Read the lines below and count those that have the word "Created". Respond with the number only.

— Start —

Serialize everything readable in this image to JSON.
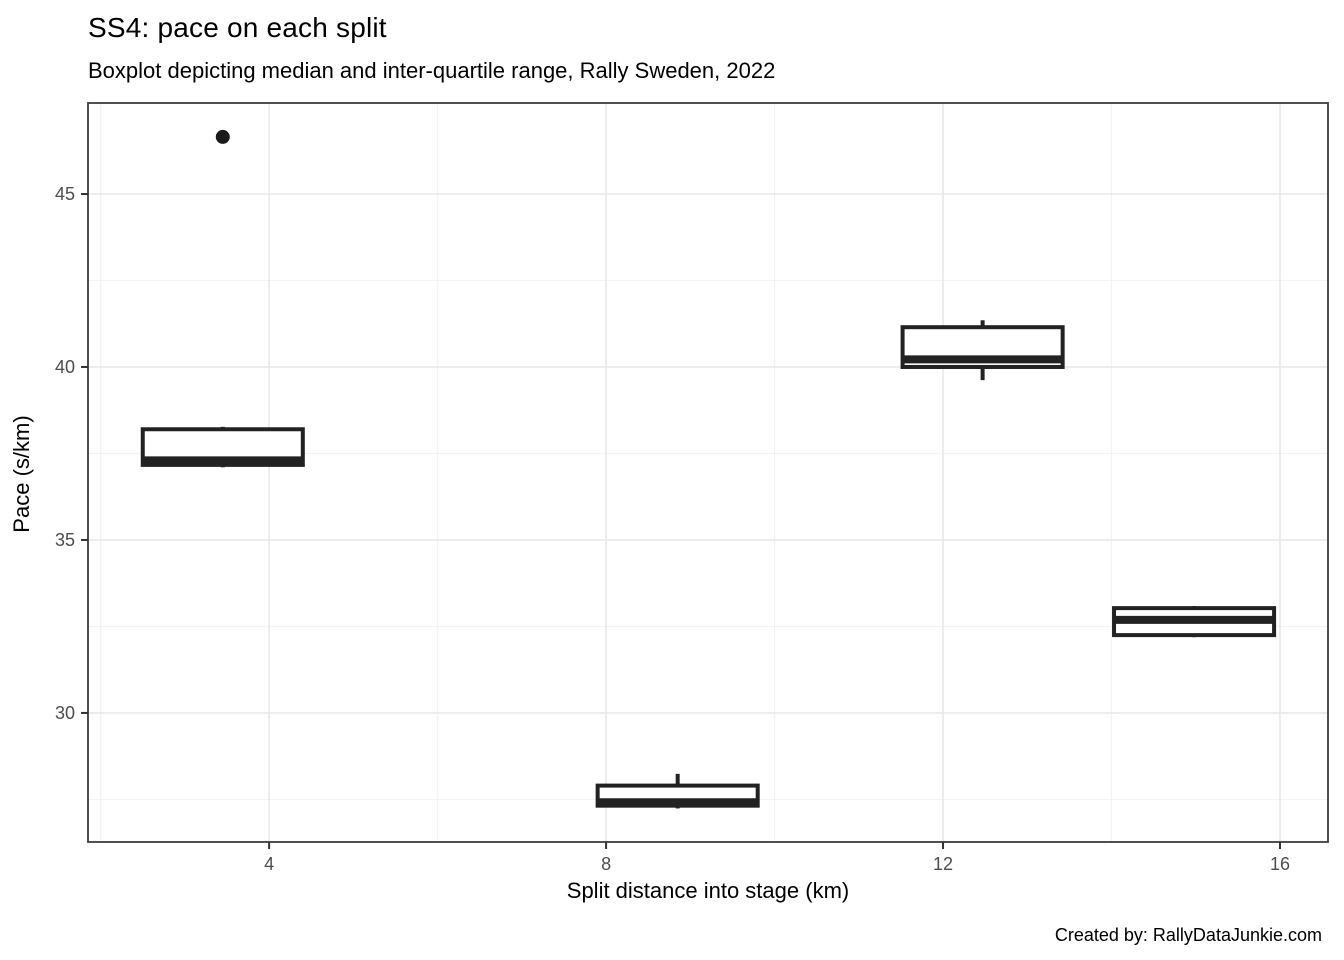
{
  "figure": {
    "title": "SS4: pace on each split",
    "subtitle": "Boxplot depicting median and inter-quartile range, Rally Sweden, 2022",
    "caption": "Created by: RallyDataJunkie.com"
  },
  "chart_data": {
    "type": "boxplot",
    "title": "SS4: pace on each split",
    "subtitle": "Boxplot depicting median and inter-quartile range, Rally Sweden, 2022",
    "xlabel": "Split distance into stage (km)",
    "ylabel": "Pace (s/km)",
    "caption": "Created by: RallyDataJunkie.com",
    "xlim": [
      1.85,
      16.57
    ],
    "ylim": [
      26.27,
      47.63
    ],
    "x_major_ticks": [
      4,
      8,
      12,
      16
    ],
    "x_minor_ticks": [
      2,
      6,
      10,
      14
    ],
    "y_major_ticks": [
      30,
      35,
      40,
      45
    ],
    "y_minor_ticks": [
      27.5,
      32.5,
      37.5,
      42.5
    ],
    "grid": true,
    "legend": "none",
    "box_width_km": 1.9,
    "boxes": [
      {
        "x": 3.45,
        "whisker_low": 37.1,
        "q1": 37.17,
        "median": 37.3,
        "q3": 38.2,
        "whisker_high": 38.27,
        "outliers": [
          46.65
        ]
      },
      {
        "x": 8.85,
        "whisker_low": 27.24,
        "q1": 27.32,
        "median": 27.42,
        "q3": 27.9,
        "whisker_high": 28.24,
        "outliers": []
      },
      {
        "x": 12.47,
        "whisker_low": 39.62,
        "q1": 40.0,
        "median": 40.22,
        "q3": 41.15,
        "whisker_high": 41.35,
        "outliers": []
      },
      {
        "x": 14.98,
        "whisker_low": 32.19,
        "q1": 32.25,
        "median": 32.69,
        "q3": 33.03,
        "whisker_high": 33.09,
        "outliers": []
      }
    ],
    "colors": {
      "background": "#ffffff",
      "panel_background": "#ffffff",
      "panel_border": "#3d3d3d",
      "grid_major": "#e8e8e8",
      "grid_minor": "#f3f3f3",
      "box_stroke": "#222222",
      "box_fill": "#ffffff",
      "outlier": "#1a1a1a",
      "tick_mark": "#333333",
      "tick_label": "#4d4d4d",
      "text": "#000000"
    }
  }
}
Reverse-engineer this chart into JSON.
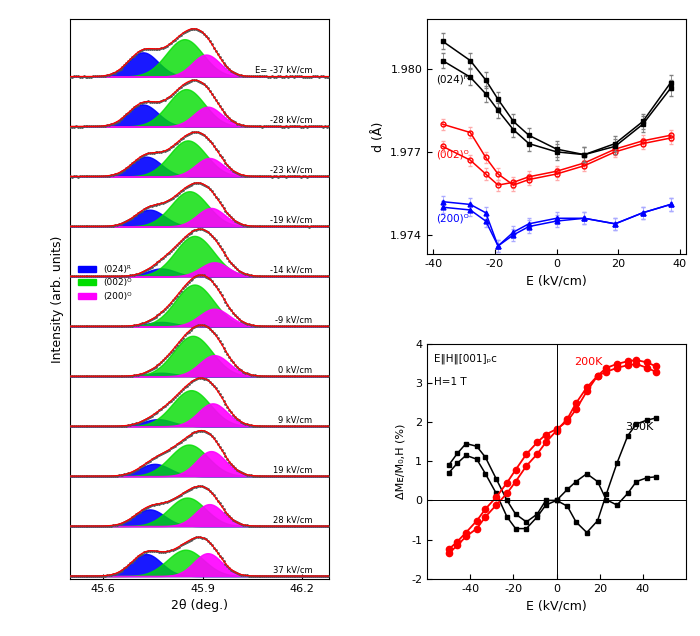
{
  "left_panel": {
    "xlabel": "2θ (deg.)",
    "ylabel": "Intensity (arb. units)",
    "xlim": [
      45.5,
      46.28
    ],
    "xticks": [
      45.6,
      45.9,
      46.2
    ],
    "labels": [
      "E= -37 kV/cm",
      "-28 kV/cm",
      "-23 kV/cm",
      "-19 kV/cm",
      "-14 kV/cm",
      "-9 kV/cm",
      "0 kV/cm",
      "9 kV/cm",
      "19 kV/cm",
      "28 kV/cm",
      "37 kV/cm"
    ],
    "peak_configs": [
      {
        "bc": 45.72,
        "gc": 45.845,
        "mc": 45.91,
        "ba": 0.55,
        "ga": 0.85,
        "ma": 0.5,
        "sb": 0.045,
        "sg": 0.055,
        "sm": 0.042
      },
      {
        "bc": 45.72,
        "gc": 45.85,
        "mc": 45.915,
        "ba": 0.5,
        "ga": 0.85,
        "ma": 0.45,
        "sb": 0.045,
        "sg": 0.055,
        "sm": 0.042
      },
      {
        "bc": 45.73,
        "gc": 45.855,
        "mc": 45.92,
        "ba": 0.45,
        "ga": 0.82,
        "ma": 0.42,
        "sb": 0.045,
        "sg": 0.055,
        "sm": 0.042
      },
      {
        "bc": 45.74,
        "gc": 45.86,
        "mc": 45.925,
        "ba": 0.38,
        "ga": 0.8,
        "ma": 0.42,
        "sb": 0.045,
        "sg": 0.055,
        "sm": 0.042
      },
      {
        "bc": 45.775,
        "gc": 45.875,
        "mc": 45.935,
        "ba": 0.18,
        "ga": 0.92,
        "ma": 0.32,
        "sb": 0.042,
        "sg": 0.058,
        "sm": 0.042
      },
      {
        "bc": 45.775,
        "gc": 45.875,
        "mc": 45.935,
        "ba": 0.1,
        "ga": 0.95,
        "ma": 0.4,
        "sb": 0.042,
        "sg": 0.058,
        "sm": 0.045
      },
      {
        "bc": 45.775,
        "gc": 45.87,
        "mc": 45.935,
        "ba": 0.08,
        "ga": 0.92,
        "ma": 0.48,
        "sb": 0.042,
        "sg": 0.058,
        "sm": 0.045
      },
      {
        "bc": 45.765,
        "gc": 45.865,
        "mc": 45.93,
        "ba": 0.16,
        "ga": 0.82,
        "ma": 0.52,
        "sb": 0.043,
        "sg": 0.057,
        "sm": 0.044
      },
      {
        "bc": 45.755,
        "gc": 45.858,
        "mc": 45.925,
        "ba": 0.28,
        "ga": 0.72,
        "ma": 0.57,
        "sb": 0.045,
        "sg": 0.057,
        "sm": 0.044
      },
      {
        "bc": 45.74,
        "gc": 45.853,
        "mc": 45.92,
        "ba": 0.38,
        "ga": 0.65,
        "ma": 0.5,
        "sb": 0.045,
        "sg": 0.055,
        "sm": 0.042
      },
      {
        "bc": 45.73,
        "gc": 45.848,
        "mc": 45.915,
        "ba": 0.5,
        "ga": 0.6,
        "ma": 0.52,
        "sb": 0.045,
        "sg": 0.055,
        "sm": 0.042
      }
    ]
  },
  "top_right": {
    "ylabel": "d (Å)",
    "xlabel": "E (kV/cm)",
    "xlim": [
      -42,
      42
    ],
    "xticks": [
      -40,
      -20,
      0,
      20,
      40
    ],
    "ylim": [
      1.9733,
      1.9818
    ],
    "yticks": [
      1.974,
      1.977,
      1.98
    ],
    "black_E": [
      -37,
      -28,
      -23,
      -19,
      -14,
      -9,
      0,
      9,
      19,
      28,
      37
    ],
    "black_d1": [
      1.981,
      1.9803,
      1.9796,
      1.9789,
      1.9781,
      1.9776,
      1.9771,
      1.9769,
      1.9772,
      1.978,
      1.9793
    ],
    "black_d2": [
      1.9803,
      1.9797,
      1.9791,
      1.9785,
      1.9778,
      1.9773,
      1.977,
      1.9769,
      1.9773,
      1.9781,
      1.9795
    ],
    "red_E": [
      -37,
      -28,
      -23,
      -19,
      -14,
      -9,
      0,
      9,
      19,
      28,
      37
    ],
    "red_d1": [
      1.978,
      1.9777,
      1.9768,
      1.9762,
      1.9758,
      1.976,
      1.9762,
      1.9765,
      1.977,
      1.9773,
      1.9775
    ],
    "red_d2": [
      1.9772,
      1.9767,
      1.9762,
      1.9758,
      1.9759,
      1.9761,
      1.9763,
      1.9766,
      1.9771,
      1.9774,
      1.9776
    ],
    "blue_E": [
      -37,
      -28,
      -23,
      -19,
      -14,
      -9,
      0,
      9,
      19,
      28,
      37
    ],
    "blue_d1": [
      1.9752,
      1.9751,
      1.9748,
      1.9736,
      1.9741,
      1.9744,
      1.9746,
      1.9746,
      1.9744,
      1.9748,
      1.9751
    ],
    "blue_d2": [
      1.975,
      1.9749,
      1.9745,
      1.9736,
      1.974,
      1.9743,
      1.9745,
      1.9746,
      1.9744,
      1.9748,
      1.9751
    ]
  },
  "bottom_right": {
    "ylabel": "ΔMᴇ/M₀,H (%)",
    "xlabel": "E (kV/cm)",
    "xlim": [
      -60,
      60
    ],
    "xticks": [
      -40,
      -20,
      0,
      20,
      40
    ],
    "ylim": [
      -2,
      4
    ],
    "yticks": [
      -2,
      -1,
      0,
      1,
      2,
      3,
      4
    ],
    "black_E_up": [
      -50,
      -46,
      -42,
      -37,
      -33,
      -28,
      -23,
      -19,
      -14,
      -9,
      -5,
      0,
      5,
      9,
      14,
      19,
      23,
      28,
      33,
      37,
      42,
      46
    ],
    "black_dM_up": [
      0.9,
      1.2,
      1.45,
      1.38,
      1.1,
      0.55,
      0.0,
      -0.35,
      -0.55,
      -0.35,
      0.0,
      0.0,
      -0.15,
      -0.55,
      -0.82,
      -0.52,
      0.15,
      0.95,
      1.65,
      1.95,
      2.05,
      2.1
    ],
    "black_E_dn": [
      -50,
      -46,
      -42,
      -37,
      -33,
      -28,
      -23,
      -19,
      -14,
      -9,
      -5,
      0,
      5,
      9,
      14,
      19,
      23,
      28,
      33,
      37,
      42,
      46
    ],
    "black_dM_dn": [
      0.7,
      0.95,
      1.15,
      1.05,
      0.68,
      0.18,
      -0.42,
      -0.72,
      -0.72,
      -0.42,
      -0.12,
      0.0,
      0.28,
      0.48,
      0.68,
      0.48,
      0.02,
      -0.12,
      0.18,
      0.48,
      0.58,
      0.6
    ],
    "red_E_up": [
      -50,
      -46,
      -42,
      -37,
      -33,
      -28,
      -23,
      -19,
      -14,
      -9,
      -5,
      0,
      5,
      9,
      14,
      19,
      23,
      28,
      33,
      37,
      42,
      46
    ],
    "red_dM_up": [
      -1.25,
      -1.05,
      -0.82,
      -0.52,
      -0.22,
      0.08,
      0.45,
      0.78,
      1.18,
      1.48,
      1.68,
      1.82,
      2.02,
      2.32,
      2.78,
      3.18,
      3.38,
      3.48,
      3.55,
      3.58,
      3.52,
      3.42
    ],
    "red_E_dn": [
      -50,
      -46,
      -42,
      -37,
      -33,
      -28,
      -23,
      -19,
      -14,
      -9,
      -5,
      0,
      5,
      9,
      14,
      19,
      23,
      28,
      33,
      37,
      42,
      46
    ],
    "red_dM_dn": [
      -1.35,
      -1.15,
      -0.92,
      -0.72,
      -0.42,
      -0.12,
      0.18,
      0.48,
      0.88,
      1.18,
      1.48,
      1.78,
      2.08,
      2.48,
      2.88,
      3.18,
      3.28,
      3.38,
      3.45,
      3.48,
      3.38,
      3.28
    ]
  }
}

— End —

Exercise answer: 2